Return the entries verbatim and drop every picture.
### Records supplied
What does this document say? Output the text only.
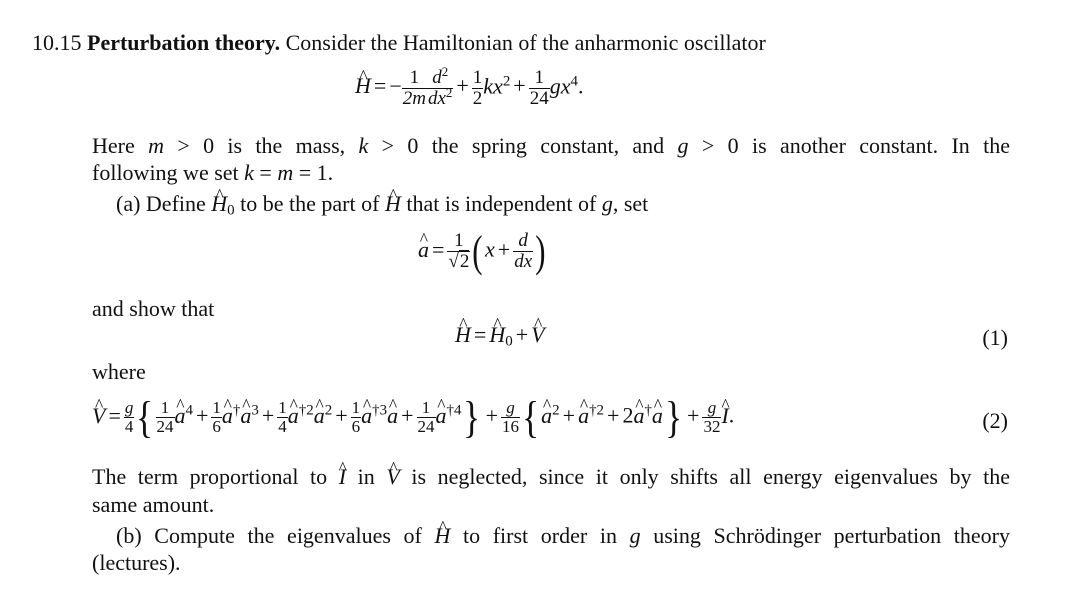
10.15 Perturbation theory. Consider the Hamiltonian of the anharmonic oscillator
^ H = − $\frac{1}{2m} \frac{d^2}{dx^2} + \frac{1}{2} kx^2 + \frac{1}{24} gx^4$.
Here m > 0 is the mass, k > 0 the spring constant, and g > 0 is another constant. In the
following we set k = m = 1.
(a) Define ^ $H_0$ to be the part of ^ H that is independent of g, set
^ $a = \frac{1}{√2} (x + \frac{d}{dx}$ )
and show that
^ H = ^ $H_0$ + ^ V	(1)
where
^ $V = \frac{g}{4}$ { $\frac{1}{24}$ ^ $a^4 + \frac{1}{6}$ ^ a†^ $a^3 + \frac{1}{4}$ ^ $a^{\dagger 2}\^{}$ $a^2 + \frac{1}{6}$ ^ $a^{\dagger 3}\^{}$ $a + \frac{1}{24}$ ^ $a^{\dagger 4}\} + \frac{g}{16}$ {^ $a^2$ + ^ $a^{\dagger 2}$ + 2^ a†^ $a\} + \frac{g}{32}$ ^ I.	(2)
The term proportional to ^ I in ^ V is neglected, since it only shifts all energy eigenvalues by the
same amount.
(b) Compute the eigenvalues of ^ H to first order in g using Schrödinger perturbation theory
(lectures).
######
▶ **The reply**:
What does this document say? Output the text only.
10.15 Perturbation theory. Consider the Hamiltonian of the anharmonic oscillator
^ H = − $\frac{1}{2m} \frac{d^2}{dx^2} + \frac{1}{2} kx^2 + \frac{1}{24} gx^4$.
Here m > 0 is the mass, k > 0 the spring constant, and g > 0 is another constant. In the
following we set k = m = 1.
(a) Define ^ $H_0$ to be the part of ^ H that is independent of g, set
^ $a = \frac{1}{√2} (x + \frac{d}{dx}$ )
and show that
^ H = ^ $H_0$ + ^ V	(1)
where
^ $V = \frac{g}{4}$ { $\frac{1}{24}$ ^ $a^4 + \frac{1}{6}$ ^ a†^ $a^3 + \frac{1}{4}$ ^ $a^{\dagger 2}\^{}$ $a^2 + \frac{1}{6}$ ^ $a^{\dagger 3}\^{}$ $a + \frac{1}{24}$ ^ $a^{\dagger 4}\} + \frac{g}{16}$ {^ $a^2$ + ^ $a^{\dagger 2}$ + 2^ a†^ $a\} + \frac{g}{32}$ ^ I.	(2)
The term proportional to ^ I in ^ V is neglected, since it only shifts all energy eigenvalues by the
same amount.
(b) Compute the eigenvalues of ^ H to first order in g using Schrödinger perturbation theory
(lectures).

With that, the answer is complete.